> **Written exercise**
Go over the listing below line by line and tally those containing "ylabel". Give only the tally.

> **Materials provided**
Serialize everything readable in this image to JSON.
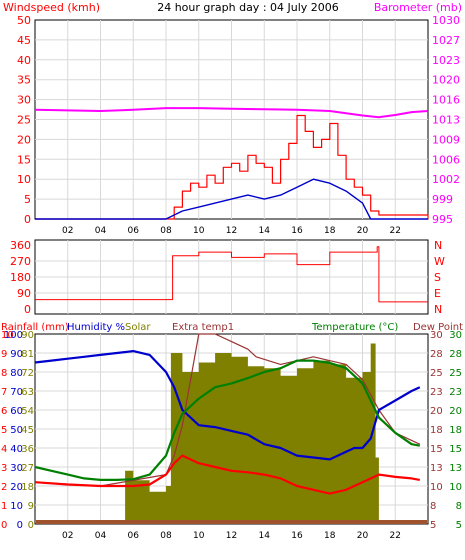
{
  "title": "24 hour graph day : 04 July 2006",
  "colors": {
    "background": "#ffffff",
    "plot_bg": "#ffffff",
    "grid": "#d8d8d8",
    "axis": "#000000",
    "windspeed": "#ff0000",
    "wind_avg": "#0000cc",
    "barometer": "#ff00ff",
    "direction": "#ff0000",
    "rainfall": "#ff0000",
    "humidity": "#0000cc",
    "solar": "#808000",
    "extra_temp": "#993333",
    "temperature": "#008000",
    "dew_point": "#ff0000",
    "rain_bar": "#a0522d"
  },
  "x_ticks": [
    "02",
    "04",
    "06",
    "08",
    "10",
    "12",
    "14",
    "16",
    "18",
    "20",
    "22"
  ],
  "panels": {
    "wind": {
      "left_label": "Windspeed (kmh)",
      "right_label": "Barometer (mb)",
      "left_ticks": [
        "0",
        "5",
        "10",
        "15",
        "20",
        "25",
        "30",
        "35",
        "40",
        "45",
        "50"
      ],
      "right_ticks": [
        "995",
        "999",
        "1002",
        "1006",
        "1009",
        "1013",
        "1016",
        "1020",
        "1023",
        "1027",
        "1030"
      ]
    },
    "direction": {
      "left_ticks": [
        "0",
        "90",
        "180",
        "270",
        "360"
      ],
      "right_ticks": [
        "N",
        "E",
        "S",
        "W",
        "N"
      ]
    },
    "temp": {
      "label_rain": "Rainfall (mm)",
      "label_humidity": "Humidity %",
      "label_solar": "Solar",
      "label_extra": "Extra temp1",
      "label_temp": "Temperature (°C)",
      "label_dew": "Dew Point",
      "left_ticks_a": [
        "0",
        "1",
        "2",
        "3",
        "4",
        "5",
        "6",
        "7",
        "8",
        "9",
        "10"
      ],
      "left_ticks_b": [
        "0",
        "10",
        "20",
        "30",
        "40",
        "50",
        "60",
        "70",
        "80",
        "90",
        "100"
      ],
      "left_ticks_c": [
        "0",
        "9",
        "18",
        "27",
        "36",
        "45",
        "54",
        "63",
        "72",
        "81",
        "90"
      ],
      "right_ticks": [
        "5",
        "8",
        "10",
        "13",
        "15",
        "18",
        "20",
        "23",
        "25",
        "28",
        "30"
      ]
    }
  },
  "chart_data": [
    {
      "type": "line",
      "title": "24 hour graph day : 04 July 2006",
      "xlabel": "",
      "ylabel": "Windspeed (kmh)",
      "y2label": "Barometer (mb)",
      "ylim": [
        0,
        50
      ],
      "y2lim": [
        995,
        1030
      ],
      "xlim": [
        0,
        24
      ],
      "series": [
        {
          "name": "Windspeed (kmh)",
          "axis": "left",
          "x": [
            0,
            8.0,
            8.5,
            9,
            9.5,
            10,
            10.5,
            11,
            11.5,
            12,
            12.5,
            13,
            13.5,
            14,
            14.5,
            15,
            15.5,
            16,
            16.5,
            17,
            17.5,
            18,
            18.5,
            19,
            19.5,
            20,
            20.5,
            21,
            24
          ],
          "y": [
            0,
            0,
            3,
            7,
            9,
            8,
            11,
            9,
            13,
            14,
            12,
            16,
            14,
            13,
            9,
            15,
            19,
            26,
            22,
            18,
            20,
            24,
            16,
            10,
            8,
            6,
            2,
            1,
            0
          ]
        },
        {
          "name": "wind average",
          "axis": "left",
          "x": [
            0,
            8.0,
            9,
            10,
            11,
            12,
            13,
            14,
            15,
            16,
            17,
            18,
            19,
            20,
            20.5,
            24
          ],
          "y": [
            0,
            0,
            2,
            3,
            4,
            5,
            6,
            5,
            6,
            8,
            10,
            9,
            7,
            4,
            0,
            0
          ]
        },
        {
          "name": "Barometer (mb)",
          "axis": "right",
          "x": [
            0,
            2,
            4,
            6,
            8,
            10,
            12,
            14,
            16,
            18,
            19,
            20,
            21,
            22,
            23,
            24
          ],
          "y": [
            1014.2,
            1014.1,
            1014.0,
            1014.2,
            1014.5,
            1014.5,
            1014.4,
            1014.3,
            1014.2,
            1014.0,
            1013.6,
            1013.2,
            1012.9,
            1013.3,
            1013.8,
            1014.0
          ]
        }
      ]
    },
    {
      "type": "line",
      "title": "",
      "ylabel": "",
      "ylim": [
        0,
        360
      ],
      "y2_tick_labels": [
        "N",
        "E",
        "S",
        "W",
        "N"
      ],
      "series": [
        {
          "name": "wind direction",
          "x": [
            0,
            8.3,
            8.4,
            10,
            12,
            14,
            16,
            18,
            20.9,
            21.0,
            24
          ],
          "y": [
            53,
            53,
            300,
            320,
            290,
            310,
            250,
            320,
            350,
            40,
            40
          ]
        }
      ]
    },
    {
      "type": "line",
      "title": "",
      "ylabel": "Rainfall (mm)",
      "y2label": "Temperature (°C)",
      "ylim": [
        0,
        100
      ],
      "y2lim": [
        5,
        30
      ],
      "series": [
        {
          "name": "Humidity %",
          "axis": "left",
          "x": [
            0,
            1,
            2,
            3,
            4,
            5,
            6,
            7,
            8,
            8.5,
            9,
            9.5,
            10,
            11,
            12,
            13,
            14,
            15,
            16,
            17,
            18,
            19,
            19.5,
            20,
            20.5,
            21,
            22,
            23,
            23.5
          ],
          "y": [
            85,
            86,
            87,
            88,
            89,
            90,
            91,
            89,
            80,
            72,
            60,
            56,
            52,
            51,
            49,
            47,
            42,
            40,
            36,
            35,
            34,
            38,
            40,
            40,
            45,
            60,
            65,
            70,
            72
          ]
        },
        {
          "name": "Temperature (°C)",
          "axis": "right",
          "x": [
            0,
            1,
            2,
            3,
            4,
            5,
            6,
            7,
            8,
            8.5,
            9,
            10,
            11,
            12,
            13,
            14,
            15,
            16,
            17,
            18,
            19,
            20,
            21,
            22,
            23,
            23.5
          ],
          "y": [
            12.5,
            12.0,
            11.5,
            11.0,
            10.8,
            10.8,
            10.9,
            11.5,
            14.0,
            17.0,
            19.5,
            21.5,
            23.0,
            23.5,
            24.2,
            25.0,
            25.5,
            26.5,
            26.5,
            26.2,
            25.5,
            23.5,
            19.0,
            17.0,
            15.5,
            15.3
          ]
        },
        {
          "name": "Dew Point",
          "axis": "right",
          "x": [
            0,
            2,
            4,
            6,
            7,
            8,
            8.5,
            9,
            10,
            11,
            12,
            13,
            14,
            15,
            16,
            17,
            18,
            19,
            20,
            21,
            22,
            23,
            23.5
          ],
          "y": [
            10.5,
            10.2,
            10.0,
            10.0,
            10.2,
            11.5,
            13.0,
            14.0,
            13.0,
            12.5,
            12.0,
            11.8,
            11.5,
            11.0,
            10.0,
            9.5,
            9.0,
            9.5,
            10.5,
            11.5,
            11.2,
            11.0,
            10.8
          ]
        },
        {
          "name": "Extra temp1",
          "axis": "right",
          "x": [
            0,
            4,
            8,
            8.5,
            9,
            9.5,
            10,
            11,
            12,
            13,
            13.5,
            15,
            17,
            19,
            20,
            21,
            22,
            23,
            23.5
          ],
          "y": [
            10.5,
            10.0,
            11.5,
            14.0,
            18.0,
            24.0,
            30.0,
            30.0,
            29.0,
            28.0,
            27.0,
            26.0,
            27.0,
            26.0,
            24.0,
            20.0,
            17.0,
            16.0,
            15.5
          ]
        },
        {
          "name": "Solar",
          "axis": "left",
          "x": [
            0,
            5.3,
            5.5,
            6,
            7,
            8,
            8.3,
            9,
            10,
            11,
            12,
            13,
            14,
            15,
            16,
            17,
            18,
            19,
            20,
            20.5,
            20.8,
            21,
            24
          ],
          "y": [
            0,
            0,
            28,
            23,
            17,
            20,
            90,
            80,
            85,
            90,
            88,
            83,
            82,
            78,
            82,
            86,
            84,
            77,
            80,
            95,
            35,
            0,
            0
          ]
        },
        {
          "name": "Rainfall (mm)",
          "axis": "left",
          "x": [
            0,
            24
          ],
          "y": [
            0,
            0
          ]
        }
      ]
    }
  ]
}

> **Written response**
3